[Description of the task] Copy every entry word for word. Skip the pictures.

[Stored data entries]
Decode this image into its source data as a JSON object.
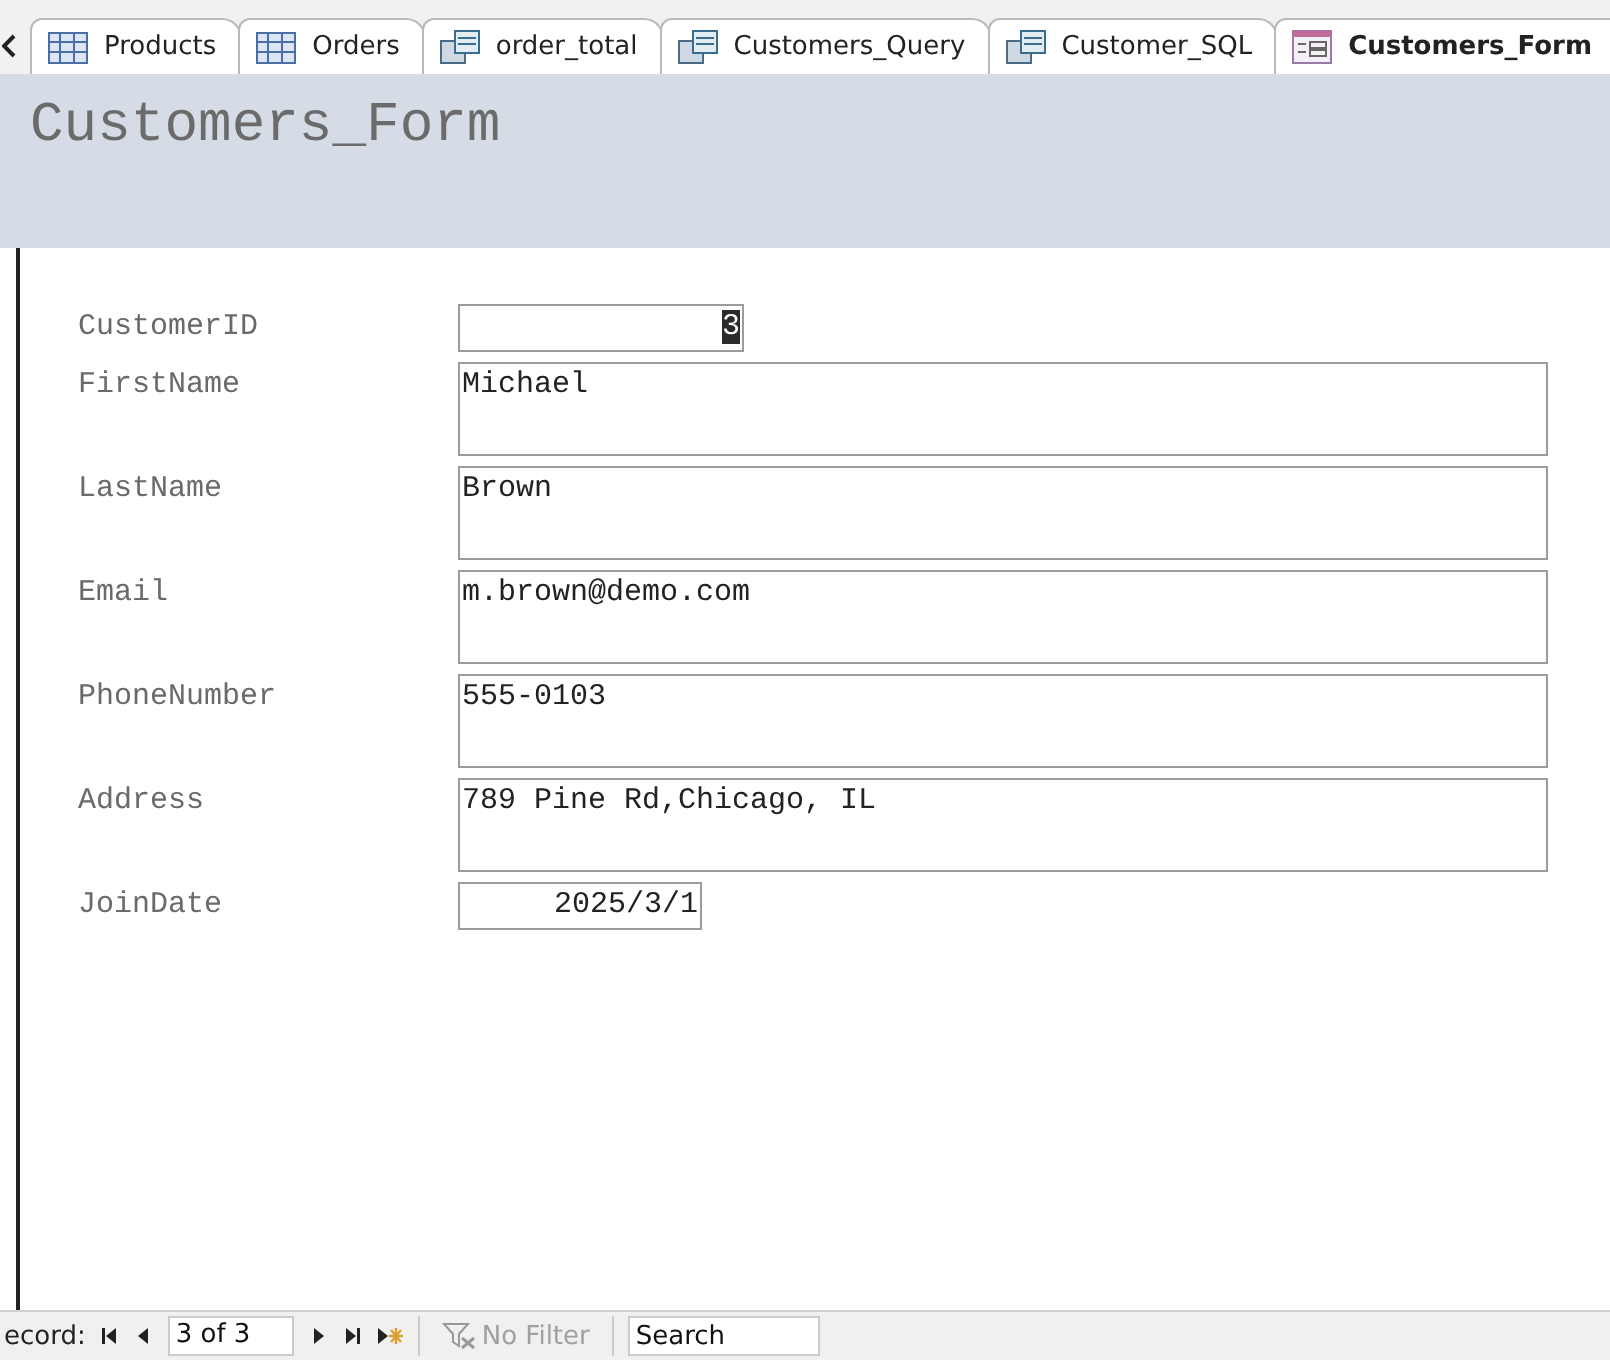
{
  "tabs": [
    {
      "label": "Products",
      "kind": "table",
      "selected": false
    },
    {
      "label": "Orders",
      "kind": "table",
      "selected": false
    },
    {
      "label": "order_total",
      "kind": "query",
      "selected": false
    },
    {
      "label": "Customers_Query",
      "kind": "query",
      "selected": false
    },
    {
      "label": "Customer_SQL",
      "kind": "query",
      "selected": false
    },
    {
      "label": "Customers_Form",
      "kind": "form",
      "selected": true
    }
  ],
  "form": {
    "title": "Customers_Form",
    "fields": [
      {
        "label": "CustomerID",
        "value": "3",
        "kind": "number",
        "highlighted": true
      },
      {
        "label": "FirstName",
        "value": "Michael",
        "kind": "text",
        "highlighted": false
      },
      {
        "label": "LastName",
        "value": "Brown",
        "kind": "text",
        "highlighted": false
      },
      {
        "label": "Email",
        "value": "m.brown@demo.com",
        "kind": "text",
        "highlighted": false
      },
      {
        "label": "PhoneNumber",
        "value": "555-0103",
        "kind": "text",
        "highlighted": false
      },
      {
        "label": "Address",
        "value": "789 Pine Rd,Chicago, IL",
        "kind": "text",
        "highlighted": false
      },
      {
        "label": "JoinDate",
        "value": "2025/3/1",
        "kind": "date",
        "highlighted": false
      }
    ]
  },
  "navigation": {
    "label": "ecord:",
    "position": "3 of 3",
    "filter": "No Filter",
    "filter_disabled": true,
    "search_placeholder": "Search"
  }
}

[Result of the task]
Decode this image into its source data as a JSON object.
{
  "tabs": [
    {
      "label": "Products",
      "kind": "table",
      "selected": false
    },
    {
      "label": "Orders",
      "kind": "table",
      "selected": false
    },
    {
      "label": "order_total",
      "kind": "query",
      "selected": false
    },
    {
      "label": "Customers_Query",
      "kind": "query",
      "selected": false
    },
    {
      "label": "Customer_SQL",
      "kind": "query",
      "selected": false
    },
    {
      "label": "Customers_Form",
      "kind": "form",
      "selected": true
    }
  ],
  "form": {
    "title": "Customers_Form",
    "fields": [
      {
        "label": "CustomerID",
        "value": "3",
        "kind": "number",
        "highlighted": true
      },
      {
        "label": "FirstName",
        "value": "Michael",
        "kind": "text",
        "highlighted": false
      },
      {
        "label": "LastName",
        "value": "Brown",
        "kind": "text",
        "highlighted": false
      },
      {
        "label": "Email",
        "value": "m.brown@demo.com",
        "kind": "text",
        "highlighted": false
      },
      {
        "label": "PhoneNumber",
        "value": "555-0103",
        "kind": "text",
        "highlighted": false
      },
      {
        "label": "Address",
        "value": "789 Pine Rd,Chicago, IL",
        "kind": "text",
        "highlighted": false
      },
      {
        "label": "JoinDate",
        "value": "2025/3/1",
        "kind": "date",
        "highlighted": false
      }
    ]
  },
  "navigation": {
    "label": "ecord:",
    "position": "3 of 3",
    "filter": "No Filter",
    "filter_disabled": true,
    "search_placeholder": "Search"
  }
}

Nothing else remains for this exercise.